[start EXTRACTED MATERIAL]
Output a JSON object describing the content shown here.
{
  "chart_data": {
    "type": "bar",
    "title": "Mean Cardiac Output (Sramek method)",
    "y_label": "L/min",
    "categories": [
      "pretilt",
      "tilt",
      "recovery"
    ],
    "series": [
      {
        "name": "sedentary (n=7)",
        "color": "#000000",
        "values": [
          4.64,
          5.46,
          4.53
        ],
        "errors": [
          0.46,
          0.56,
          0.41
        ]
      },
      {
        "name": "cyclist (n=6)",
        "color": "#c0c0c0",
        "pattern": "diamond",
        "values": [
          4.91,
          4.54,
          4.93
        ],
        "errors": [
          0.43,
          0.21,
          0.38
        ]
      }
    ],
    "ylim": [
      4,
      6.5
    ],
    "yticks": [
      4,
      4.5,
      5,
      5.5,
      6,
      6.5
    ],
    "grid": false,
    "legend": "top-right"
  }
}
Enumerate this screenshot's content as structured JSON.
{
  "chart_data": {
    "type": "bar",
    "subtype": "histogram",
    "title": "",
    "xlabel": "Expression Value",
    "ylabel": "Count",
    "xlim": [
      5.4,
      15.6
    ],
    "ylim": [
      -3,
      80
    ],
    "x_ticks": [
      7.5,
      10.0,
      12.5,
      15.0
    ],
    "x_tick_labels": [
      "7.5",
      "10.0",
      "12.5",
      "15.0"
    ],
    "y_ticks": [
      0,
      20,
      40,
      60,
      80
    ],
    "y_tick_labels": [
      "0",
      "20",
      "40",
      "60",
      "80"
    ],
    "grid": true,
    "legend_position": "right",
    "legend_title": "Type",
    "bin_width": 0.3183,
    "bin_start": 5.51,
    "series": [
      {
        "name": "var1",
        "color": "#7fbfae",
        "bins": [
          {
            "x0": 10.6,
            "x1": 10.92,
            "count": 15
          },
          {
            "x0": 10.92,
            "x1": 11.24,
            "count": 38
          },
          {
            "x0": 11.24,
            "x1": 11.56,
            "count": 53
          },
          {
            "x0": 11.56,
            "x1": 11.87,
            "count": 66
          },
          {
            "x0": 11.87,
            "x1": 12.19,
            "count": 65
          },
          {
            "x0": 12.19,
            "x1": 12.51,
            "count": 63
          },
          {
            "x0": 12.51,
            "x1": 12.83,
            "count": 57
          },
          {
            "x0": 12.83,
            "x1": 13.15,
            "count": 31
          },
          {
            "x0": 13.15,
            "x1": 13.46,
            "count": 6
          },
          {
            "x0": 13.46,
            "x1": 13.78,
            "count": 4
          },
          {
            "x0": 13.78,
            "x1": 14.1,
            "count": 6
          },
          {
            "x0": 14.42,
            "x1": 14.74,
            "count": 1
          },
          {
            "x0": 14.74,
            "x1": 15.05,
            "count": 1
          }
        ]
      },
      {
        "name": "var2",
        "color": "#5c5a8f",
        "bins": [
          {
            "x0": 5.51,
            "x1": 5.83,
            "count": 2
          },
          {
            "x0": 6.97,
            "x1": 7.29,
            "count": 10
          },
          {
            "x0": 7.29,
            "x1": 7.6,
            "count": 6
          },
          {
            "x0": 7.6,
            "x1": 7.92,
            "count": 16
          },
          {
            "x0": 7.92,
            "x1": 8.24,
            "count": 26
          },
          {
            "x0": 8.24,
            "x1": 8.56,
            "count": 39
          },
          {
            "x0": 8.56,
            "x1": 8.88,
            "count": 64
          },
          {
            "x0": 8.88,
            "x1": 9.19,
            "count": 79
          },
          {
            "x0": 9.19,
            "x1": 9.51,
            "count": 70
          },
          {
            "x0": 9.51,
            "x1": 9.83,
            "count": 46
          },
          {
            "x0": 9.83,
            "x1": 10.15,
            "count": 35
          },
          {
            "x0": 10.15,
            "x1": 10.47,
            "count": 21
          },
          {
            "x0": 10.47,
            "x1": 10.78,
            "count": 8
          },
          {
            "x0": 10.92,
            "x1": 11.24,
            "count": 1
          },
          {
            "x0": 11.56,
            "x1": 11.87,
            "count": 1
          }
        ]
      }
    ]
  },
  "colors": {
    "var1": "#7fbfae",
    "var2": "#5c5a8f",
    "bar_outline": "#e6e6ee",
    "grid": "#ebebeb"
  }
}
[end EXTRACTED MATERIAL]
» WRITTEN REQUEST
Take the material above and return all of it exactly.

» THE ANSWER
Output a JSON object describing the content shown here.
{
  "chart_data": {
    "type": "bar",
    "title": "Mean Cardiac Output (Sramek method)",
    "y_label": "L/min",
    "categories": [
      "pretilt",
      "tilt",
      "recovery"
    ],
    "series": [
      {
        "name": "sedentary (n=7)",
        "color": "#000000",
        "values": [
          4.64,
          5.46,
          4.53
        ],
        "errors": [
          0.46,
          0.56,
          0.41
        ]
      },
      {
        "name": "cyclist (n=6)",
        "color": "#c0c0c0",
        "pattern": "diamond",
        "values": [
          4.91,
          4.54,
          4.93
        ],
        "errors": [
          0.43,
          0.21,
          0.38
        ]
      }
    ],
    "ylim": [
      4,
      6.5
    ],
    "yticks": [
      4,
      4.5,
      5,
      5.5,
      6,
      6.5
    ],
    "grid": false,
    "legend": "top-right"
  }
}
Enumerate this screenshot's content as structured JSON.
{
  "chart_data": {
    "type": "bar",
    "subtype": "histogram",
    "title": "",
    "xlabel": "Expression Value",
    "ylabel": "Count",
    "xlim": [
      5.4,
      15.6
    ],
    "ylim": [
      -3,
      80
    ],
    "x_ticks": [
      7.5,
      10.0,
      12.5,
      15.0
    ],
    "x_tick_labels": [
      "7.5",
      "10.0",
      "12.5",
      "15.0"
    ],
    "y_ticks": [
      0,
      20,
      40,
      60,
      80
    ],
    "y_tick_labels": [
      "0",
      "20",
      "40",
      "60",
      "80"
    ],
    "grid": true,
    "legend_position": "right",
    "legend_title": "Type",
    "bin_width": 0.3183,
    "bin_start": 5.51,
    "series": [
      {
        "name": "var1",
        "color": "#7fbfae",
        "bins": [
          {
            "x0": 10.6,
            "x1": 10.92,
            "count": 15
          },
          {
            "x0": 10.92,
            "x1": 11.24,
            "count": 38
          },
          {
            "x0": 11.24,
            "x1": 11.56,
            "count": 53
          },
          {
            "x0": 11.56,
            "x1": 11.87,
            "count": 66
          },
          {
            "x0": 11.87,
            "x1": 12.19,
            "count": 65
          },
          {
            "x0": 12.19,
            "x1": 12.51,
            "count": 63
          },
          {
            "x0": 12.51,
            "x1": 12.83,
            "count": 57
          },
          {
            "x0": 12.83,
            "x1": 13.15,
            "count": 31
          },
          {
            "x0": 13.15,
            "x1": 13.46,
            "count": 6
          },
          {
            "x0": 13.46,
            "x1": 13.78,
            "count": 4
          },
          {
            "x0": 13.78,
            "x1": 14.1,
            "count": 6
          },
          {
            "x0": 14.42,
            "x1": 14.74,
            "count": 1
          },
          {
            "x0": 14.74,
            "x1": 15.05,
            "count": 1
          }
        ]
      },
      {
        "name": "var2",
        "color": "#5c5a8f",
        "bins": [
          {
            "x0": 5.51,
            "x1": 5.83,
            "count": 2
          },
          {
            "x0": 6.97,
            "x1": 7.29,
            "count": 10
          },
          {
            "x0": 7.29,
            "x1": 7.6,
            "count": 6
          },
          {
            "x0": 7.6,
            "x1": 7.92,
            "count": 16
          },
          {
            "x0": 7.92,
            "x1": 8.24,
            "count": 26
          },
          {
            "x0": 8.24,
            "x1": 8.56,
            "count": 39
          },
          {
            "x0": 8.56,
            "x1": 8.88,
            "count": 64
          },
          {
            "x0": 8.88,
            "x1": 9.19,
            "count": 79
          },
          {
            "x0": 9.19,
            "x1": 9.51,
            "count": 70
          },
          {
            "x0": 9.51,
            "x1": 9.83,
            "count": 46
          },
          {
            "x0": 9.83,
            "x1": 10.15,
            "count": 35
          },
          {
            "x0": 10.15,
            "x1": 10.47,
            "count": 21
          },
          {
            "x0": 10.47,
            "x1": 10.78,
            "count": 8
          },
          {
            "x0": 10.92,
            "x1": 11.24,
            "count": 1
          },
          {
            "x0": 11.56,
            "x1": 11.87,
            "count": 1
          }
        ]
      }
    ]
  },
  "colors": {
    "var1": "#7fbfae",
    "var2": "#5c5a8f",
    "bar_outline": "#e6e6ee",
    "grid": "#ebebeb"
  }
}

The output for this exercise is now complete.